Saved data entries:
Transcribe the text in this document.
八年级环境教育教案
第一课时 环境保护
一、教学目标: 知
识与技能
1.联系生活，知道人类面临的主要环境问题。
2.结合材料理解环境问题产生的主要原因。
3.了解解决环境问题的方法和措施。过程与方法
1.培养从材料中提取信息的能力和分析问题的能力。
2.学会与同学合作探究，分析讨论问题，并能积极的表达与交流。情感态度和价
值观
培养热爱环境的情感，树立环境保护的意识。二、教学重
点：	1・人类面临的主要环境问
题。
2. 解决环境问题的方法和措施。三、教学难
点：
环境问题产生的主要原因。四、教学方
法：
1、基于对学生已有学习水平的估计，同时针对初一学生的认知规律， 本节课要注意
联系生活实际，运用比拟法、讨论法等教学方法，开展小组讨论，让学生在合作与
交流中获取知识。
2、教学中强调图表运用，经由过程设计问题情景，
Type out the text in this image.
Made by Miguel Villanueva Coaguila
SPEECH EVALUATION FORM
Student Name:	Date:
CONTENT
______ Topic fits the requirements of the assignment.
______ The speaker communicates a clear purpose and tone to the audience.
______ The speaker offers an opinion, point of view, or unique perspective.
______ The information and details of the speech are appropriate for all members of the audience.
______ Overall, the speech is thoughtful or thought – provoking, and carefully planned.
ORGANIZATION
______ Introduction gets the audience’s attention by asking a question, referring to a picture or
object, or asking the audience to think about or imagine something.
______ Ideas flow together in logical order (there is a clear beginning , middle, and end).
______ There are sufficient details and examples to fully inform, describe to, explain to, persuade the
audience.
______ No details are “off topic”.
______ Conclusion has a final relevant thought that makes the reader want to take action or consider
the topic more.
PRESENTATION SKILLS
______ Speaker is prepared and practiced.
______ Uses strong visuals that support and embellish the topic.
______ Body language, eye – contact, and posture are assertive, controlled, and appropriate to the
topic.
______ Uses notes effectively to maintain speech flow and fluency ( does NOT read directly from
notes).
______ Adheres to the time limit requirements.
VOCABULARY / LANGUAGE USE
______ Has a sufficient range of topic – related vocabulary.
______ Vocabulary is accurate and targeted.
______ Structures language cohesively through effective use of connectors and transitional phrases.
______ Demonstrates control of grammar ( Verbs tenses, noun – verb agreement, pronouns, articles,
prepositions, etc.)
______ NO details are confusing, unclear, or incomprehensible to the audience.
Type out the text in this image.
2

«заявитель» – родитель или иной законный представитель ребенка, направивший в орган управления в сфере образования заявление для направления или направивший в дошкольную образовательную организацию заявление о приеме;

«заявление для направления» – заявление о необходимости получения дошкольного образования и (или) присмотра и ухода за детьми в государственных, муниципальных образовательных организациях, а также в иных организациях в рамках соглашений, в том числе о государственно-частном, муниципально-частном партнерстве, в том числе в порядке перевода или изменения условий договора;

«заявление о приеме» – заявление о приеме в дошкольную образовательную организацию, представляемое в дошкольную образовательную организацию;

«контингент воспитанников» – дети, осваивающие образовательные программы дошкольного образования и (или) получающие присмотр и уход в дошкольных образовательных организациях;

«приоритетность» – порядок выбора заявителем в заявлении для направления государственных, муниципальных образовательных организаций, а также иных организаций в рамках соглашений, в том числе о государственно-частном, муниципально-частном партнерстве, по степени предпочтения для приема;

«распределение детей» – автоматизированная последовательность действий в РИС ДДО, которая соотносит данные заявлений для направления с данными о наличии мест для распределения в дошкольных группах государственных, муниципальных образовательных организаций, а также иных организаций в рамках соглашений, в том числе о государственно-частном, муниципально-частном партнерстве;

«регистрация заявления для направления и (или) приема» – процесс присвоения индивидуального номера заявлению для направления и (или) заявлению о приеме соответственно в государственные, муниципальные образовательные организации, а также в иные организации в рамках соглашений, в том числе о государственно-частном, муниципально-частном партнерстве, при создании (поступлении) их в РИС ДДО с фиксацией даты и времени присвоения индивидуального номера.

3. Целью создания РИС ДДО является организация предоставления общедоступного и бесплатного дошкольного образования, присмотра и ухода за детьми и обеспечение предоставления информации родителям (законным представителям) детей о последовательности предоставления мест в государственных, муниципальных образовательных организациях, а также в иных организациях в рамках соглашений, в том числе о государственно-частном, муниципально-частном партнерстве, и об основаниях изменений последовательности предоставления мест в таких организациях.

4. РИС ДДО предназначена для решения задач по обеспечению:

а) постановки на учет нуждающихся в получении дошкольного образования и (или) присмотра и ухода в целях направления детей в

● Exercise objective
Each line above must be reproduced exactly as it stands.

● Output below
Transcribe the text in this document.
八年级环境教育教案
第一课时 环境保护
一、教学目标: 知
识与技能
1.联系生活，知道人类面临的主要环境问题。
2.结合材料理解环境问题产生的主要原因。
3.了解解决环境问题的方法和措施。过程与方法
1.培养从材料中提取信息的能力和分析问题的能力。
2.学会与同学合作探究，分析讨论问题，并能积极的表达与交流。情感态度和价
值观
培养热爱环境的情感，树立环境保护的意识。二、教学重
点：	1・人类面临的主要环境问
题。
2. 解决环境问题的方法和措施。三、教学难
点：
环境问题产生的主要原因。四、教学方
法：
1、基于对学生已有学习水平的估计，同时针对初一学生的认知规律， 本节课要注意
联系生活实际，运用比拟法、讨论法等教学方法，开展小组讨论，让学生在合作与
交流中获取知识。
2、教学中强调图表运用，经由过程设计问题情景，
Type out the text in this image.
Made by Miguel Villanueva Coaguila
SPEECH EVALUATION FORM
Student Name:	Date:
CONTENT
______ Topic fits the requirements of the assignment.
______ The speaker communicates a clear purpose and tone to the audience.
______ The speaker offers an opinion, point of view, or unique perspective.
______ The information and details of the speech are appropriate for all members of the audience.
______ Overall, the speech is thoughtful or thought – provoking, and carefully planned.
ORGANIZATION
______ Introduction gets the audience’s attention by asking a question, referring to a picture or
object, or asking the audience to think about or imagine something.
______ Ideas flow together in logical order (there is a clear beginning , middle, and end).
______ There are sufficient details and examples to fully inform, describe to, explain to, persuade the
audience.
______ No details are “off topic”.
______ Conclusion has a final relevant thought that makes the reader want to take action or consider
the topic more.
PRESENTATION SKILLS
______ Speaker is prepared and practiced.
______ Uses strong visuals that support and embellish the topic.
______ Body language, eye – contact, and posture are assertive, controlled, and appropriate to the
topic.
______ Uses notes effectively to maintain speech flow and fluency ( does NOT read directly from
notes).
______ Adheres to the time limit requirements.
VOCABULARY / LANGUAGE USE
______ Has a sufficient range of topic – related vocabulary.
______ Vocabulary is accurate and targeted.
______ Structures language cohesively through effective use of connectors and transitional phrases.
______ Demonstrates control of grammar ( Verbs tenses, noun – verb agreement, pronouns, articles,
prepositions, etc.)
______ NO details are confusing, unclear, or incomprehensible to the audience.
Type out the text in this image.
2

«заявитель» – родитель или иной законный представитель ребенка, направивший в орган управления в сфере образования заявление для направления или направивший в дошкольную образовательную организацию заявление о приеме;

«заявление для направления» – заявление о необходимости получения дошкольного образования и (или) присмотра и ухода за детьми в государственных, муниципальных образовательных организациях, а также в иных организациях в рамках соглашений, в том числе о государственно-частном, муниципально-частном партнерстве, в том числе в порядке перевода или изменения условий договора;

«заявление о приеме» – заявление о приеме в дошкольную образовательную организацию, представляемое в дошкольную образовательную организацию;

«контингент воспитанников» – дети, осваивающие образовательные программы дошкольного образования и (или) получающие присмотр и уход в дошкольных образовательных организациях;

«приоритетность» – порядок выбора заявителем в заявлении для направления государственных, муниципальных образовательных организаций, а также иных организаций в рамках соглашений, в том числе о государственно-частном, муниципально-частном партнерстве, по степени предпочтения для приема;

«распределение детей» – автоматизированная последовательность действий в РИС ДДО, которая соотносит данные заявлений для направления с данными о наличии мест для распределения в дошкольных группах государственных, муниципальных образовательных организаций, а также иных организаций в рамках соглашений, в том числе о государственно-частном, муниципально-частном партнерстве;

«регистрация заявления для направления и (или) приема» – процесс присвоения индивидуального номера заявлению для направления и (или) заявлению о приеме соответственно в государственные, муниципальные образовательные организации, а также в иные организации в рамках соглашений, в том числе о государственно-частном, муниципально-частном партнерстве, при создании (поступлении) их в РИС ДДО с фиксацией даты и времени присвоения индивидуального номера.

3. Целью создания РИС ДДО является организация предоставления общедоступного и бесплатного дошкольного образования, присмотра и ухода за детьми и обеспечение предоставления информации родителям (законным представителям) детей о последовательности предоставления мест в государственных, муниципальных образовательных организациях, а также в иных организациях в рамках соглашений, в том числе о государственно-частном, муниципально-частном партнерстве, и об основаниях изменений последовательности предоставления мест в таких организациях.

4. РИС ДДО предназначена для решения задач по обеспечению:

а) постановки на учет нуждающихся в получении дошкольного образования и (или) присмотра и ухода в целях направления детей в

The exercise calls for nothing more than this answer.